┌─ RAW DATA

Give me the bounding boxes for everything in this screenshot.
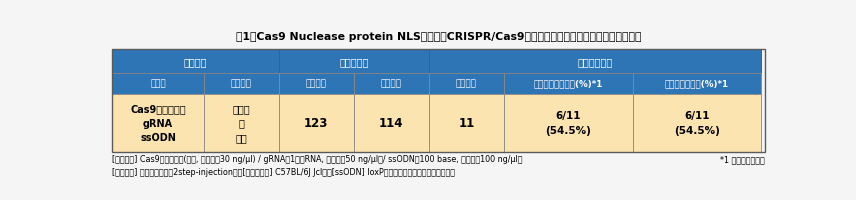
Text: 細胞質
＋
前核: 細胞質 ＋ 前核 <box>233 103 250 143</box>
Bar <box>279 73 354 94</box>
Text: 総胚児数: 総胚児数 <box>456 79 477 88</box>
Bar <box>112 50 765 152</box>
Bar <box>633 73 761 94</box>
Text: 6/11
(54.5%): 6/11 (54.5%) <box>674 111 720 135</box>
Text: 114: 114 <box>379 116 404 129</box>
Text: Cas9タンパク質
gRNA
ssODN: Cas9タンパク質 gRNA ssODN <box>130 103 186 143</box>
Bar <box>429 94 504 152</box>
Bar <box>504 73 633 94</box>
Bar <box>204 73 279 94</box>
Text: 実験条件: 実験条件 <box>184 57 207 67</box>
Text: 産仔作出結果: 産仔作出結果 <box>578 57 613 67</box>
Text: ノックアウト匹数(%)*1: ノックアウト匹数(%)*1 <box>533 79 603 88</box>
Bar <box>429 73 504 94</box>
Text: [注入方法] 細胞質と前核の2step-injection　　[マウス系統] C57BL/6J Jcl　　[ssODN] loxPを含む一本鎖オリゴヌクレオチド: [注入方法] 細胞質と前核の2step-injection [マウス系統] C5… <box>112 167 455 176</box>
Text: 受精卵注入: 受精卵注入 <box>339 57 369 67</box>
Text: 6/11
(54.5%): 6/11 (54.5%) <box>545 111 591 135</box>
Bar <box>633 94 761 152</box>
Text: 注入胚数: 注入胚数 <box>306 79 327 88</box>
Bar <box>112 73 204 94</box>
Text: 注入物: 注入物 <box>150 79 166 88</box>
Bar <box>204 94 279 152</box>
Bar <box>504 94 633 152</box>
Bar <box>429 50 761 73</box>
Text: 123: 123 <box>304 116 329 129</box>
Text: ノックイン匹数(%)*1: ノックイン匹数(%)*1 <box>665 79 729 88</box>
Text: 11: 11 <box>458 116 474 129</box>
Bar <box>354 94 429 152</box>
Text: 表1　Cas9 Nuclease protein NLSを用いたCRISPR/Cas9システムによる遺伝子変異動物作製結果: 表1 Cas9 Nuclease protein NLSを用いたCRISPR/C… <box>236 32 641 42</box>
Bar <box>112 50 279 73</box>
Bar <box>279 50 429 73</box>
Bar <box>354 73 429 94</box>
Text: 移植胚数: 移植胚数 <box>381 79 401 88</box>
Text: [注入溶液] Cas9タンパク質(本品, 最終濃度30 ng/μl) / gRNA（1本鎖RNA, 最終濃度50 ng/μl）/ ssODN（100 base,: [注入溶液] Cas9タンパク質(本品, 最終濃度30 ng/μl) / gRN… <box>112 154 523 163</box>
Bar <box>112 94 204 152</box>
Text: 注入場所: 注入場所 <box>231 79 252 88</box>
Text: *1 総胚児数あたり: *1 総胚児数あたり <box>721 154 765 163</box>
Bar <box>279 94 354 152</box>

└─

Reply with nothing except the number of lines in the listing above that include "gRNA".

**TASK ANSWER:** 3